To speed up strategy parameter optimization, I have been considering adding GPU support to my trading platform. I have thought this mainly for strategy development and portfolio generation, but not for live trading nor backtesting which are not as performance intensive. Are people using GPUs to accelerate parameter optimization? My parameter optimization is already 100x more efficient than MT5 and running multithreaded, but would be nice to get some further performance improvements.
You should use cloud services here, as the setup is all done and you can just use the full calculating power from Microsoft Azure, Google Cloud or AWS Amazon. You can get custom pricing here depending on your needs. But for me the optimizing time was never the issue. Also the coding time not. All the bottlenecks was just the underlying idea creation and strategy setups. That is the main important. Everything else is done in no time (usually). You need to understand the markets and what you do. If you have the right sound strategy in your mind that is by distance the most important and most time consuming to achieve.
Distributing the work to cloud services is definitely a good step, but utilizing GPUs can dramatically cut down the computation time and cost even when running on cloud. It's also nice to be able to iterate locally with reasonably priced hardware before running on cloud with a larger data set. For me I like to be able to test algos with a good number of instruments over multiple years to see how different ideas work or changes influence overall algo performance, so I find that the optimization is an integral part of the algo development.
────
§ Task statement: Edit the GPU optimization thread: begin at the words "You should use" and stop after "consuming to achieve.", changing "bottlenecks" to "hurdles".
────
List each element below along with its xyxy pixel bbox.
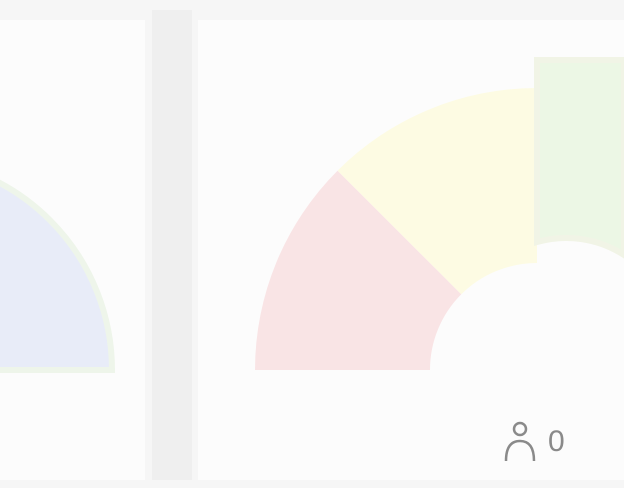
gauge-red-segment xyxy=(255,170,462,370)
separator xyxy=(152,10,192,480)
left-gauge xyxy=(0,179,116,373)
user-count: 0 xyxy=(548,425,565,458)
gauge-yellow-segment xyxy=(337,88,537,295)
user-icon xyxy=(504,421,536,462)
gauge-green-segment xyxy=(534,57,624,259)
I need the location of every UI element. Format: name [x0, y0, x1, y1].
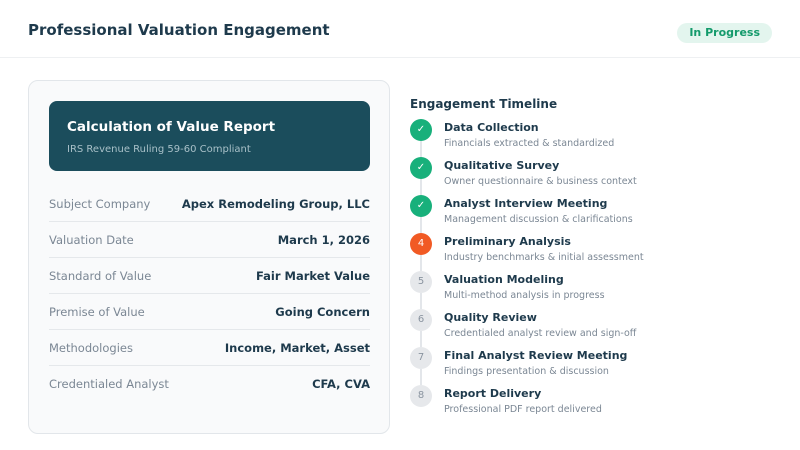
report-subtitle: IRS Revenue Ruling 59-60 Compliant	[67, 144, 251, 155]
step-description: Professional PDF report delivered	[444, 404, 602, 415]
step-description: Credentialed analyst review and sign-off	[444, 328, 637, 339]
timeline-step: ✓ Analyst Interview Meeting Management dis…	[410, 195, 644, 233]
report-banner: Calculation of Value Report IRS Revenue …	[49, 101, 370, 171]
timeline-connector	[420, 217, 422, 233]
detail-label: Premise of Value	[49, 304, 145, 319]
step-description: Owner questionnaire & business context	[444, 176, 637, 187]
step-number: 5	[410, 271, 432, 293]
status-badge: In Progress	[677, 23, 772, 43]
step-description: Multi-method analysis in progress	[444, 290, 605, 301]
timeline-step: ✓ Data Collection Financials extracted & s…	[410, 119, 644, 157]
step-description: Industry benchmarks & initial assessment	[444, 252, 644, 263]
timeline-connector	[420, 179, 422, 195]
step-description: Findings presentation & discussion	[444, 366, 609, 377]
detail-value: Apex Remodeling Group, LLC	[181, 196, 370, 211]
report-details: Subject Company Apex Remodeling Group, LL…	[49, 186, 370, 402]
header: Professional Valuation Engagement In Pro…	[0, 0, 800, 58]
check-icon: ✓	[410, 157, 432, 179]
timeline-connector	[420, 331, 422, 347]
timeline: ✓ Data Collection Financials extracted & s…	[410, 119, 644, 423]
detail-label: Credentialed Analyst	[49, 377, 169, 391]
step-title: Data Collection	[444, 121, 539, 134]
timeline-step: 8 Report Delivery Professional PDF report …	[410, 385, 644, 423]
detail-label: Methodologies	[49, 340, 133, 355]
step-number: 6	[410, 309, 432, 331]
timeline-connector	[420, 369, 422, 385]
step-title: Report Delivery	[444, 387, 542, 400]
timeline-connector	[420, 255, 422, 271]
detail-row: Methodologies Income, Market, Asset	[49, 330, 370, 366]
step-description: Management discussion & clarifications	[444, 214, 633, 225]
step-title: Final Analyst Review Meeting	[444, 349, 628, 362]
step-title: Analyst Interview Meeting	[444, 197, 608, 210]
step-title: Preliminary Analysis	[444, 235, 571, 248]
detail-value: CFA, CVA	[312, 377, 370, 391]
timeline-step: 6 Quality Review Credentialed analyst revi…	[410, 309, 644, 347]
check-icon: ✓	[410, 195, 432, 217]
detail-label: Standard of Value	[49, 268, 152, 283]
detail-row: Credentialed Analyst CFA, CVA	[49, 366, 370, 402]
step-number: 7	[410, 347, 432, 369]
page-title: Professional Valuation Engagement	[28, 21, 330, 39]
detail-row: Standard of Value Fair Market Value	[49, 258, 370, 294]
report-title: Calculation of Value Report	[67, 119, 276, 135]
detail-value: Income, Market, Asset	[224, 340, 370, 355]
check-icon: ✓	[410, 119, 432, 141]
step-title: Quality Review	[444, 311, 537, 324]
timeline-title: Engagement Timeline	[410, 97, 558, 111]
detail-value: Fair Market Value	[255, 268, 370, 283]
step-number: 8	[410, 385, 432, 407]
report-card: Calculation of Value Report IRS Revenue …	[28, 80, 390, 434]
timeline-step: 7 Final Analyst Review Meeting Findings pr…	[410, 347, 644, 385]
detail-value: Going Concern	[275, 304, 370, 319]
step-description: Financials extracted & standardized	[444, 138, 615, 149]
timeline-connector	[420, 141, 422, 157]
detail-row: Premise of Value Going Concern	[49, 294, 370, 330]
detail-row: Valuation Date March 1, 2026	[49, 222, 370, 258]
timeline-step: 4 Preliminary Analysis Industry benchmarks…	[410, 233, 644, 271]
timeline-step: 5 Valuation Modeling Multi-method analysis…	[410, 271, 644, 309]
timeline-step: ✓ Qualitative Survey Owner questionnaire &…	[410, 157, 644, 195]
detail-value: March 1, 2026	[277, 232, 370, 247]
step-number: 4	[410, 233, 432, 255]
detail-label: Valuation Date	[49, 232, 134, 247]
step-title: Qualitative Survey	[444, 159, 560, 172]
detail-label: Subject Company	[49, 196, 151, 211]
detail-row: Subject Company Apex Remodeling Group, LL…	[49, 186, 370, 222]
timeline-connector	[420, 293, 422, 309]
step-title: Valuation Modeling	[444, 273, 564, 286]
────
§ Task answer:
You should use cloud services here, as the setup is all done and you can just use the full calculating power from Microsoft Azure, Google Cloud or AWS Amazon. You can get custom pricing here depending on your needs. But for me the optimizing time was never the issue. Also the coding time not. All the hurdles was just the underlying idea creation and strategy setups. That is the main important. Everything else is done in no time (usually). You need to understand the markets and what you do. If you have the right sound strategy in your mind that is by distance the most important and most time consuming to achieve.